:: Problem to solve ::
How many lines of the data hold the word "esempio"? State the number and nothing else.

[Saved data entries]
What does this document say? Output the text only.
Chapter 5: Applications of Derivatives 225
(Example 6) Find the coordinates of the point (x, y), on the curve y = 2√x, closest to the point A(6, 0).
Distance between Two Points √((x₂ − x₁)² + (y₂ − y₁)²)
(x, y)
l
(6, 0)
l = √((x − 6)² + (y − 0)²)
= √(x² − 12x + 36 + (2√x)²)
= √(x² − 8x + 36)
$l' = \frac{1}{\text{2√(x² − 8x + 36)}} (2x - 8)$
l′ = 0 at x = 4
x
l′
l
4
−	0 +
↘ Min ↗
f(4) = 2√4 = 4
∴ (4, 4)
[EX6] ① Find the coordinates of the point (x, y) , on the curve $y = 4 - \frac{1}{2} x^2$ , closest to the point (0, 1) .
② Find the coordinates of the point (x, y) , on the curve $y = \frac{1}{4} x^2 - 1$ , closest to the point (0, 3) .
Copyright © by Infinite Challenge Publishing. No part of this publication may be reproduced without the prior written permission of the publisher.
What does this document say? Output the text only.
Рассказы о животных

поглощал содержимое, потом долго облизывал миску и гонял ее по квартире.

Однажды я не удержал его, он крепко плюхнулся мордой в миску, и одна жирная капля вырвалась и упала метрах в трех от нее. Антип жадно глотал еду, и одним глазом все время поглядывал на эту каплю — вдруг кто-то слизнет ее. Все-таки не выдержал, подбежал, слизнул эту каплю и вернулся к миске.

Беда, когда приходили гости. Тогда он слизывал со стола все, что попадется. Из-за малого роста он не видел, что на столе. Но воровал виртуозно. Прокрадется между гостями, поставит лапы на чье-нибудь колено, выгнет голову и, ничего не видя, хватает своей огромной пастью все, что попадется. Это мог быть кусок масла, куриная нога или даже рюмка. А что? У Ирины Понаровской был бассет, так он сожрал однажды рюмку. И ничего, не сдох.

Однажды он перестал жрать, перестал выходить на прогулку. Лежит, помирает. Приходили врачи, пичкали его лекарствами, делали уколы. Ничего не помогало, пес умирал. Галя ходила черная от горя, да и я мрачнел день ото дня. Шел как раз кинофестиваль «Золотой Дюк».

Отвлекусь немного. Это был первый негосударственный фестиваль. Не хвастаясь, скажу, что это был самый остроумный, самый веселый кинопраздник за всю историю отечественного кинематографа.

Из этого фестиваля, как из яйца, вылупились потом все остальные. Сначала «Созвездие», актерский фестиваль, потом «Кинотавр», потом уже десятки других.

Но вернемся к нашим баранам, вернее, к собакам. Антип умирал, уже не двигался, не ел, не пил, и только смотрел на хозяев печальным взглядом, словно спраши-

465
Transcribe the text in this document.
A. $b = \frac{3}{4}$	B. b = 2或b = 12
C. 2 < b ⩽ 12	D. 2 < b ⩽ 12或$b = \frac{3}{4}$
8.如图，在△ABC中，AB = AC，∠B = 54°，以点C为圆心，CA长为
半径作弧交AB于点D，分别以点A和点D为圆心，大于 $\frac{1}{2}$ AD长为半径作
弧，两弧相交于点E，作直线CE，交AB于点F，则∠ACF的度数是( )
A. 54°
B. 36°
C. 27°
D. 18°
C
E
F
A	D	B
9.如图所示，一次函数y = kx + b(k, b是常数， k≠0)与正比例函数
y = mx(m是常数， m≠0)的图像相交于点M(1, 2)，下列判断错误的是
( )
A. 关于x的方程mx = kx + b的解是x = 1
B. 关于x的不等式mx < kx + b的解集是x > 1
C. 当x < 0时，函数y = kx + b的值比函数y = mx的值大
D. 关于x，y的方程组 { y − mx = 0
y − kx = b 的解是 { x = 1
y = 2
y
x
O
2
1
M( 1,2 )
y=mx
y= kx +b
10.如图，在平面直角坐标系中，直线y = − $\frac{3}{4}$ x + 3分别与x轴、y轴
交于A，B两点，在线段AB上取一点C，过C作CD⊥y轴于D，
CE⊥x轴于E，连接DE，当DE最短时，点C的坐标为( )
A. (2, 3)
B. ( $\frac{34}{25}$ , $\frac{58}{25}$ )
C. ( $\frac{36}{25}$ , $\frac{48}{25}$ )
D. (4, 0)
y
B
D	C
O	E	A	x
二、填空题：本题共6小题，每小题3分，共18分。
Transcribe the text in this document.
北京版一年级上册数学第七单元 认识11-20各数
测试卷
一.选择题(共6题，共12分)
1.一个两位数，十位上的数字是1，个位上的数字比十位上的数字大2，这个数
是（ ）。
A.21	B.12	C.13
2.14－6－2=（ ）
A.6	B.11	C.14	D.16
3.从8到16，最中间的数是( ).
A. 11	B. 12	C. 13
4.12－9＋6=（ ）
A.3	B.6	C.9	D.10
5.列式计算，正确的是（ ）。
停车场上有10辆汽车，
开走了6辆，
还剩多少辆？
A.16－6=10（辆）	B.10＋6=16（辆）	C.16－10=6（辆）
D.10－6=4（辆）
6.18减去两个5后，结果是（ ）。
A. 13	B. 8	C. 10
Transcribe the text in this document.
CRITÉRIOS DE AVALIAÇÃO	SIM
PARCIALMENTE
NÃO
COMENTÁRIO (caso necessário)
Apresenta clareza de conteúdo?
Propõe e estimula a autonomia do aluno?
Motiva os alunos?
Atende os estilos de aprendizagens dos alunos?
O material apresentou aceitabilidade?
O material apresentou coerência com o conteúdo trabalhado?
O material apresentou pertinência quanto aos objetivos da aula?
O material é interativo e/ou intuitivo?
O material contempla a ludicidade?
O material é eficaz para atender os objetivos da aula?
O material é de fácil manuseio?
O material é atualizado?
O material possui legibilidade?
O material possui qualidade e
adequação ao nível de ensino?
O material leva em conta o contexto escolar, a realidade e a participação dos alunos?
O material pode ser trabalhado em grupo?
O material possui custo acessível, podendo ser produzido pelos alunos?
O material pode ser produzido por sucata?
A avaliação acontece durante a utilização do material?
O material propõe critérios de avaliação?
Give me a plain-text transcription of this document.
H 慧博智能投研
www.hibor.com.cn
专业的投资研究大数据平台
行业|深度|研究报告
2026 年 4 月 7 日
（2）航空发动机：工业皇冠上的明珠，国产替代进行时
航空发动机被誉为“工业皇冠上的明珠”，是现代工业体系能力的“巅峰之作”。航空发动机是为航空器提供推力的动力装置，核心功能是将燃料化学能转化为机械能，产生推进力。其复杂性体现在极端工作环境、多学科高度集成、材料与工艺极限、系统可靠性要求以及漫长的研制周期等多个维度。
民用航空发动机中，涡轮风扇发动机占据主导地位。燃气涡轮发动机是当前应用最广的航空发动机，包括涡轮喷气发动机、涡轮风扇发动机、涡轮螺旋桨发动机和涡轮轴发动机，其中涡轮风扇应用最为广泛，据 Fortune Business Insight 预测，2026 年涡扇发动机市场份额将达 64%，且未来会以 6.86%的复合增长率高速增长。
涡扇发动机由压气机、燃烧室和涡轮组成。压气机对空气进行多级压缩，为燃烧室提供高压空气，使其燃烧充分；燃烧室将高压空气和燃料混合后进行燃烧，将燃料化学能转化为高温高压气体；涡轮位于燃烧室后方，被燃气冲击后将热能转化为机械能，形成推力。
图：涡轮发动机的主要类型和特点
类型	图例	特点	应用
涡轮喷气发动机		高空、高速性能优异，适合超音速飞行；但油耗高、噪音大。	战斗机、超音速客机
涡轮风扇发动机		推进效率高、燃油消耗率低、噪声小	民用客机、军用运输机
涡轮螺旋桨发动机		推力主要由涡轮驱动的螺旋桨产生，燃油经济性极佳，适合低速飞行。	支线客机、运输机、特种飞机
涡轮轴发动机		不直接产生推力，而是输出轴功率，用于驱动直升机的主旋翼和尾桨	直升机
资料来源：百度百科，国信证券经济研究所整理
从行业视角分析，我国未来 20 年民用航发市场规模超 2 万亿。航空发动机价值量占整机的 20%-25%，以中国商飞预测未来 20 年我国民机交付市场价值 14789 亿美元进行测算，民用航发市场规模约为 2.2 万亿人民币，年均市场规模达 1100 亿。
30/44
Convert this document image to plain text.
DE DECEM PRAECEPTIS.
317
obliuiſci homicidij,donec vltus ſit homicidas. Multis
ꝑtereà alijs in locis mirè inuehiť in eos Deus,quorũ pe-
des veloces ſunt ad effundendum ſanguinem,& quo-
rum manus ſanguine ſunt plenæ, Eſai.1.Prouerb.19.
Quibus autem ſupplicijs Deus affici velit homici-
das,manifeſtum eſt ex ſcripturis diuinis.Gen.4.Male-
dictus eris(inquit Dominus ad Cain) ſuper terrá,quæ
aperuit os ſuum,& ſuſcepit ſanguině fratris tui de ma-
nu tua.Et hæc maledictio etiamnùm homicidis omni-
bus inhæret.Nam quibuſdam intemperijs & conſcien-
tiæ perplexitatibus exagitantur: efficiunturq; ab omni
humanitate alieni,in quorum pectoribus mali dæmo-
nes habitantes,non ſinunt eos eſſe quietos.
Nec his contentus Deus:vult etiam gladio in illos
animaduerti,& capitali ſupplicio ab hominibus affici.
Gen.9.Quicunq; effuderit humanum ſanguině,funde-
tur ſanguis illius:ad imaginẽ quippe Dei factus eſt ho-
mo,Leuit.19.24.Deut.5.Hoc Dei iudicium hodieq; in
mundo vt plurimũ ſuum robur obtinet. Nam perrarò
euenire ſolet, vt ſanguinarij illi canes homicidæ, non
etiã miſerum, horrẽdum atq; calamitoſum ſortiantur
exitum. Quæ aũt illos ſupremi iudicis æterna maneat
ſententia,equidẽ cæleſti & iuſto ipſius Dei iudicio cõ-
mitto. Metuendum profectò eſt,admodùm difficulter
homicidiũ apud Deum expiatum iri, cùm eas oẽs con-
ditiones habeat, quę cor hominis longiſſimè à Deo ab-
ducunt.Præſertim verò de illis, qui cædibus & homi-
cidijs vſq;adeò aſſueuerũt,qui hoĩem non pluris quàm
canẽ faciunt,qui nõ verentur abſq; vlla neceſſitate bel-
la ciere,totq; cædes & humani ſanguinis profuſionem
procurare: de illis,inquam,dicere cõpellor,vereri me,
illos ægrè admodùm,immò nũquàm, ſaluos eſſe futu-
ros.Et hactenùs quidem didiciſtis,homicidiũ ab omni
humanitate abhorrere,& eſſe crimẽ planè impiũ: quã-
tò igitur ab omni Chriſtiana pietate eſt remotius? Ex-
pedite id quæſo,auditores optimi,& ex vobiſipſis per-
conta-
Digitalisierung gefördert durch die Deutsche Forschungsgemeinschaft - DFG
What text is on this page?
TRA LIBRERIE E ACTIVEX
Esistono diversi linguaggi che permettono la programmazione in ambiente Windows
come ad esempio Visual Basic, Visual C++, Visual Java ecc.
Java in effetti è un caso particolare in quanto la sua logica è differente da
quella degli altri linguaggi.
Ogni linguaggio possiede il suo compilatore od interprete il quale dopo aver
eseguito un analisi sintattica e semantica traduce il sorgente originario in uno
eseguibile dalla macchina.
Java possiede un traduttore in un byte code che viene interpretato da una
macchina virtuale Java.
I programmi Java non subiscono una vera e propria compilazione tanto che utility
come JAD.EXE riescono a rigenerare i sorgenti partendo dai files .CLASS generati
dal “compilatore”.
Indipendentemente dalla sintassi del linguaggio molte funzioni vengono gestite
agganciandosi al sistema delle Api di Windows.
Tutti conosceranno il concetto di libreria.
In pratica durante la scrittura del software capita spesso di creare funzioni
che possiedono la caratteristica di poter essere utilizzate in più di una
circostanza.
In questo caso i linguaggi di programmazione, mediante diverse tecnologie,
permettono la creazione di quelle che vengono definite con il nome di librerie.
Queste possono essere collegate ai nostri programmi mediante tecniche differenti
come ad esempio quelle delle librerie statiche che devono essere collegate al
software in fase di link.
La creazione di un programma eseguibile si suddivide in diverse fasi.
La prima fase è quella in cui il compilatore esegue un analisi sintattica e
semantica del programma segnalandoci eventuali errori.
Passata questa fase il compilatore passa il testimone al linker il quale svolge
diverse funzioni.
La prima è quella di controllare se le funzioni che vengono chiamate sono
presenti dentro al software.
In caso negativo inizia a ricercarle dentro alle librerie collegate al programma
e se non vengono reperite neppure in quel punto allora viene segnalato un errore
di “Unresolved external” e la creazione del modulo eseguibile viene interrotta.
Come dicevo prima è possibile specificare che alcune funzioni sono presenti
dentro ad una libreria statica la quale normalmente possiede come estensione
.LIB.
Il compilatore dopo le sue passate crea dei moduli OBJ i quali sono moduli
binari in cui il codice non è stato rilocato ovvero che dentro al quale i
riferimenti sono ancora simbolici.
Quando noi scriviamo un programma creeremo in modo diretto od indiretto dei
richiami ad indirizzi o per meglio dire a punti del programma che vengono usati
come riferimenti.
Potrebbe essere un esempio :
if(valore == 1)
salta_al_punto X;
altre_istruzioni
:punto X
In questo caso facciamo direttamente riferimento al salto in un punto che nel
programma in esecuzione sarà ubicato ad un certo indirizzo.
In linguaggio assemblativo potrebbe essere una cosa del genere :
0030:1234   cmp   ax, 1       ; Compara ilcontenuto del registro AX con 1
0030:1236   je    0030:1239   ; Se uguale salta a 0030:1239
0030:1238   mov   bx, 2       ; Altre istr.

:: Reply ::
3